▶

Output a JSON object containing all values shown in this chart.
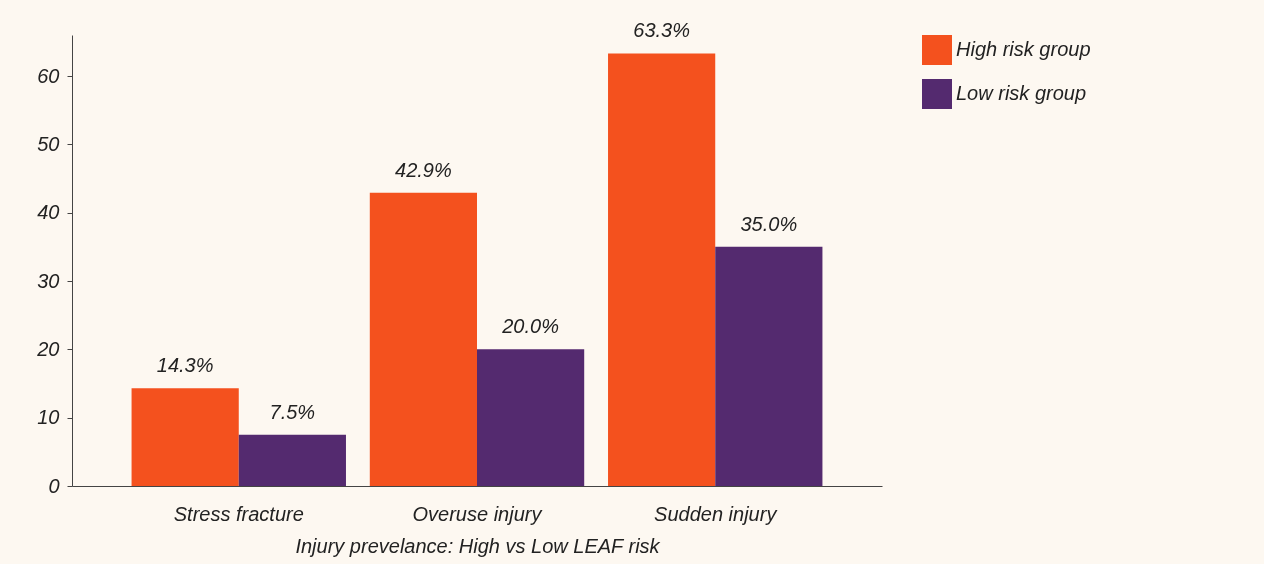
{
  "chart_data": {
    "type": "bar",
    "xlabel": "Injury prevelance: High vs Low LEAF risk",
    "categories": [
      "Stress fracture",
      "Overuse injury",
      "Sudden injury"
    ],
    "series": [
      {
        "name": "High risk group",
        "color": "#f4511e",
        "values": [
          14.3,
          42.9,
          63.3
        ],
        "value_labels": [
          "14.3%",
          "42.9%",
          "63.3%"
        ]
      },
      {
        "name": "Low risk group",
        "color": "#542a6f",
        "values": [
          7.5,
          20.0,
          35.0
        ],
        "value_labels": [
          "7.5%",
          "20.0%",
          "35.0%"
        ]
      }
    ],
    "ylim": [
      0,
      66
    ],
    "yticks": [
      0,
      10,
      20,
      30,
      40,
      50,
      60
    ],
    "grid": false,
    "legend": "right"
  }
}
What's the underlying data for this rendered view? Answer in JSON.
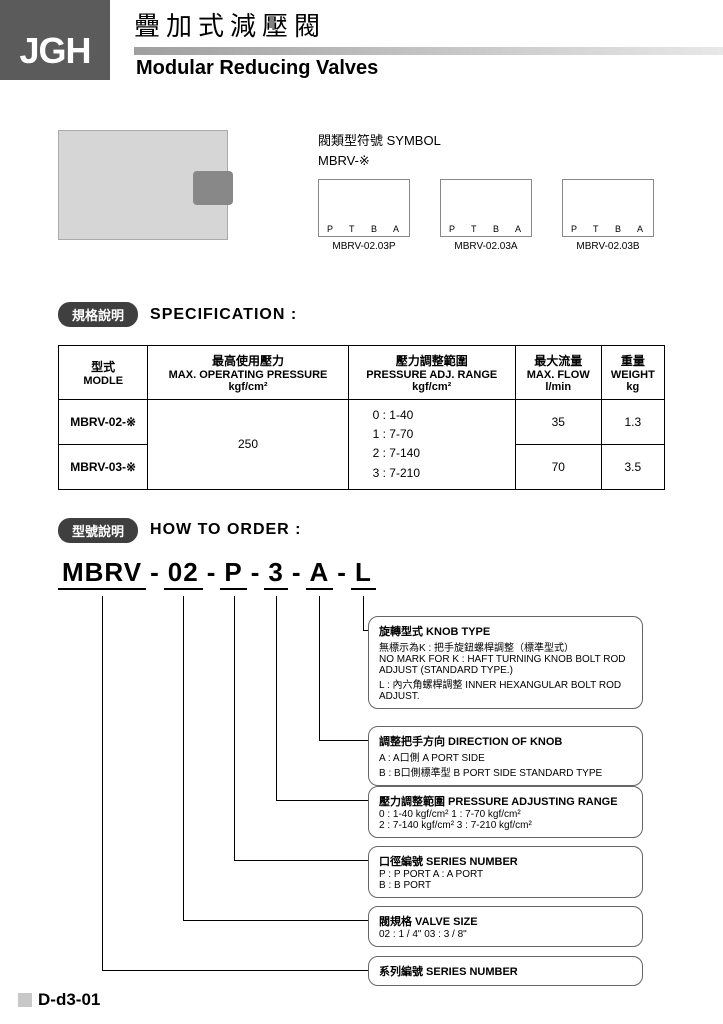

◀

Aim: Copy the whole of the material above exactly, but not its images.

Solved exercise:
Output a JSON object containing all values shown in this chart.
{
  "chart_data": {
    "type": "bar",
    "xlabel": "Injury prevelance: High vs Low LEAF risk",
    "categories": [
      "Stress fracture",
      "Overuse injury",
      "Sudden injury"
    ],
    "series": [
      {
        "name": "High risk group",
        "color": "#f4511e",
        "values": [
          14.3,
          42.9,
          63.3
        ],
        "value_labels": [
          "14.3%",
          "42.9%",
          "63.3%"
        ]
      },
      {
        "name": "Low risk group",
        "color": "#542a6f",
        "values": [
          7.5,
          20.0,
          35.0
        ],
        "value_labels": [
          "7.5%",
          "20.0%",
          "35.0%"
        ]
      }
    ],
    "ylim": [
      0,
      66
    ],
    "yticks": [
      0,
      10,
      20,
      30,
      40,
      50,
      60
    ],
    "grid": false,
    "legend": "right"
  }
}
What's the underlying data for this rendered view? Answer in JSON.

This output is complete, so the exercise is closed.